## BEGIN MATERIAL

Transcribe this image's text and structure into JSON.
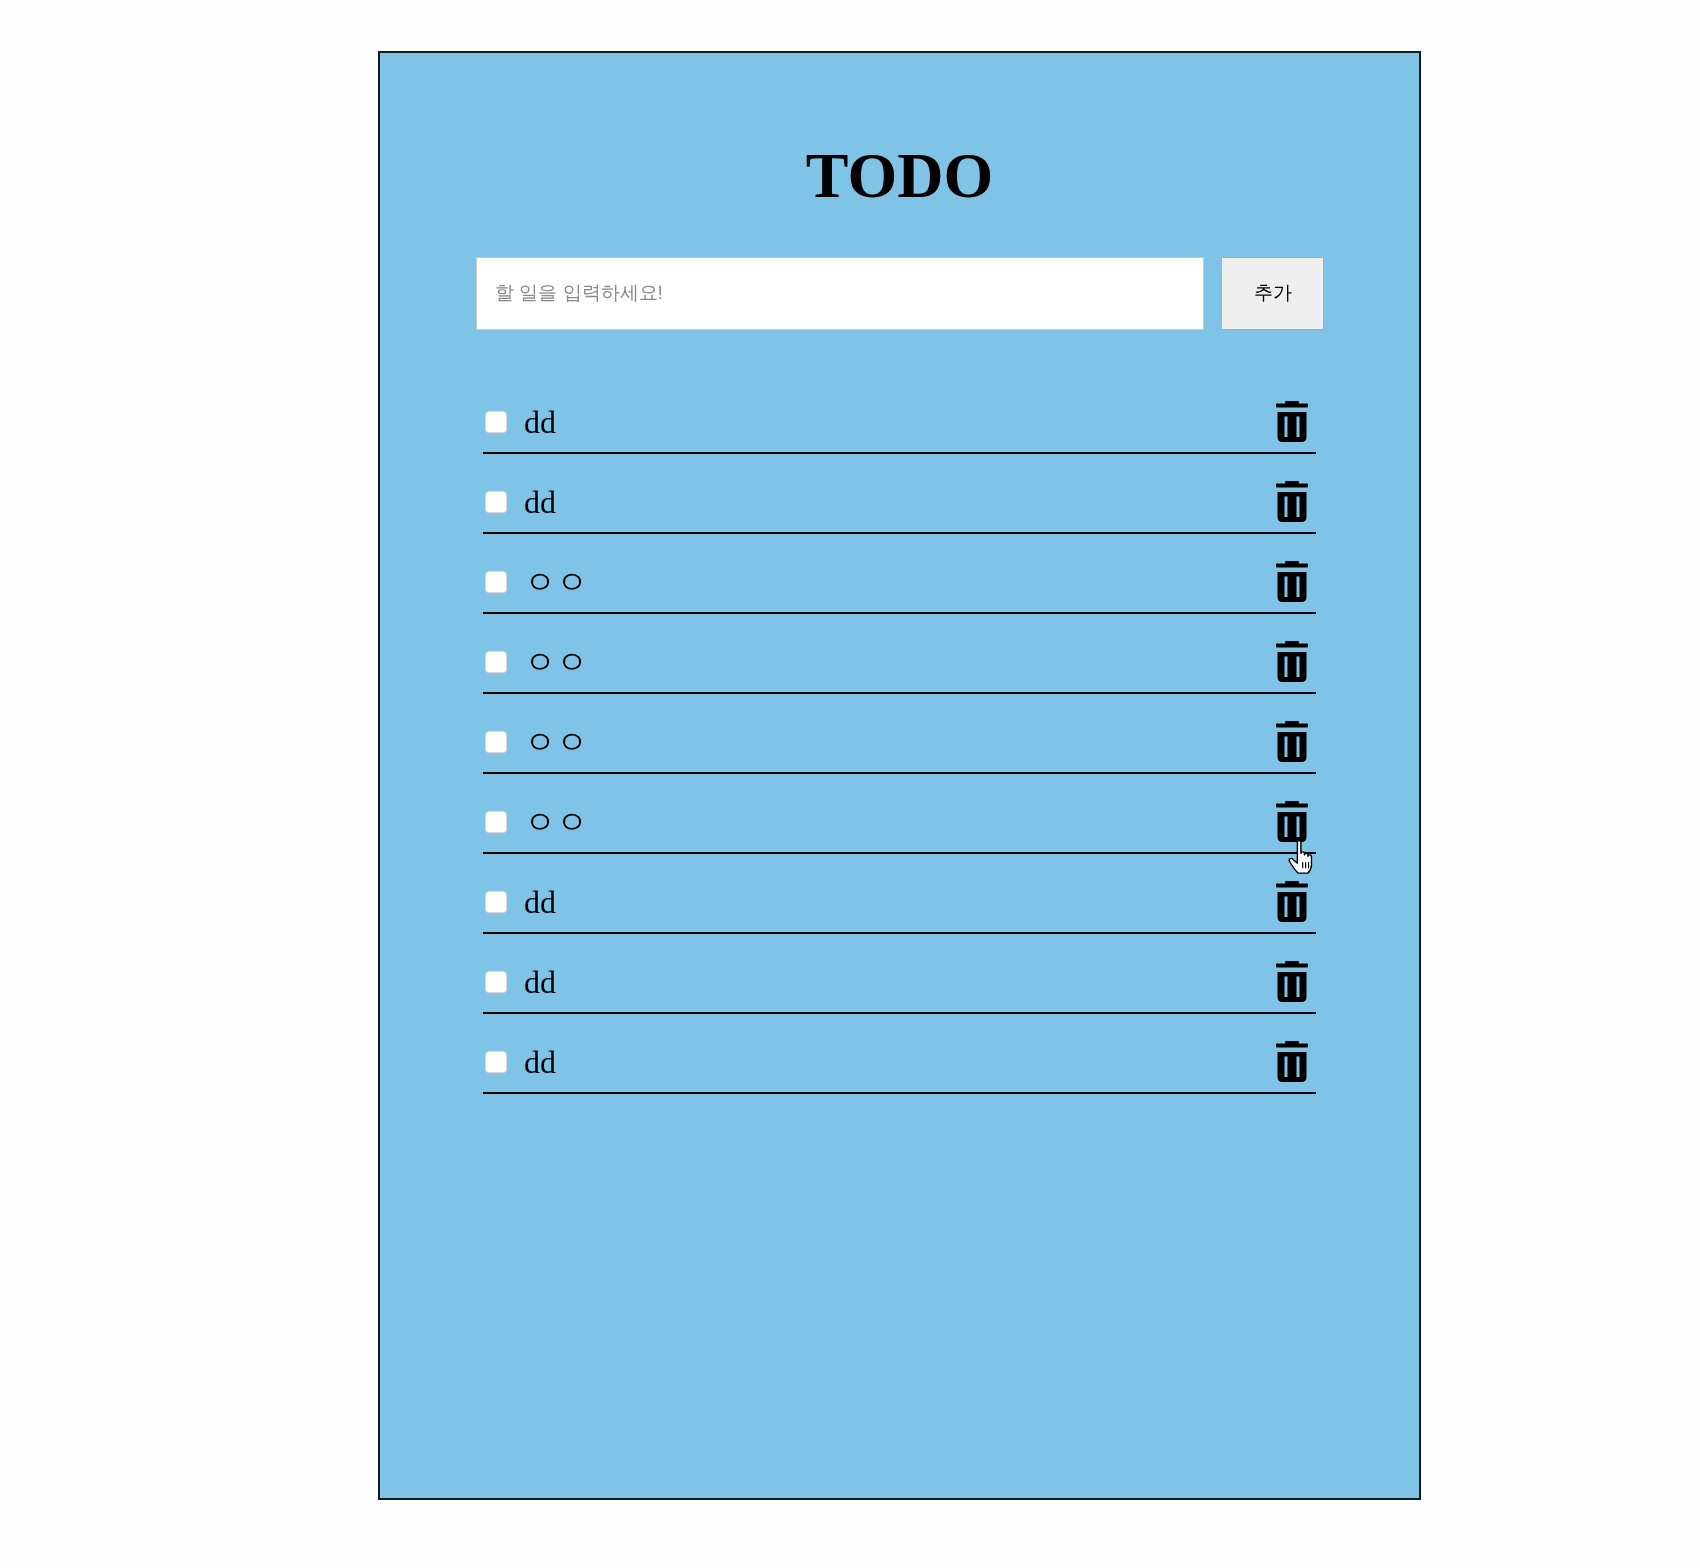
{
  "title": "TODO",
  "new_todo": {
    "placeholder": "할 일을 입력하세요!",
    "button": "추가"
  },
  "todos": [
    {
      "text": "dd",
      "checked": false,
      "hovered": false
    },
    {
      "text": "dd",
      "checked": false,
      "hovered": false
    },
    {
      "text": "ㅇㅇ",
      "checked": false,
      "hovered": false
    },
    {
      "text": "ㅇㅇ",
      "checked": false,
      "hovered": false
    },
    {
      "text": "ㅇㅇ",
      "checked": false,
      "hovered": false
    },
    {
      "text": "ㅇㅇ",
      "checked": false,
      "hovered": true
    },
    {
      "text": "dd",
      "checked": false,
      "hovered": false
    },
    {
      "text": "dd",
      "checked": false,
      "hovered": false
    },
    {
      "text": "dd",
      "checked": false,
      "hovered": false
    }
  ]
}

## END MATERIAL

Take the data above and repeat it exactly, leaving each picture out.

**EXPECTED ANSWER:**
Transcribe this image's text and structure into JSON.
{
  "title": "TODO",
  "new_todo": {
    "placeholder": "할 일을 입력하세요!",
    "button": "추가"
  },
  "todos": [
    {
      "text": "dd",
      "checked": false,
      "hovered": false
    },
    {
      "text": "dd",
      "checked": false,
      "hovered": false
    },
    {
      "text": "ㅇㅇ",
      "checked": false,
      "hovered": false
    },
    {
      "text": "ㅇㅇ",
      "checked": false,
      "hovered": false
    },
    {
      "text": "ㅇㅇ",
      "checked": false,
      "hovered": false
    },
    {
      "text": "ㅇㅇ",
      "checked": false,
      "hovered": true
    },
    {
      "text": "dd",
      "checked": false,
      "hovered": false
    },
    {
      "text": "dd",
      "checked": false,
      "hovered": false
    },
    {
      "text": "dd",
      "checked": false,
      "hovered": false
    }
  ]
}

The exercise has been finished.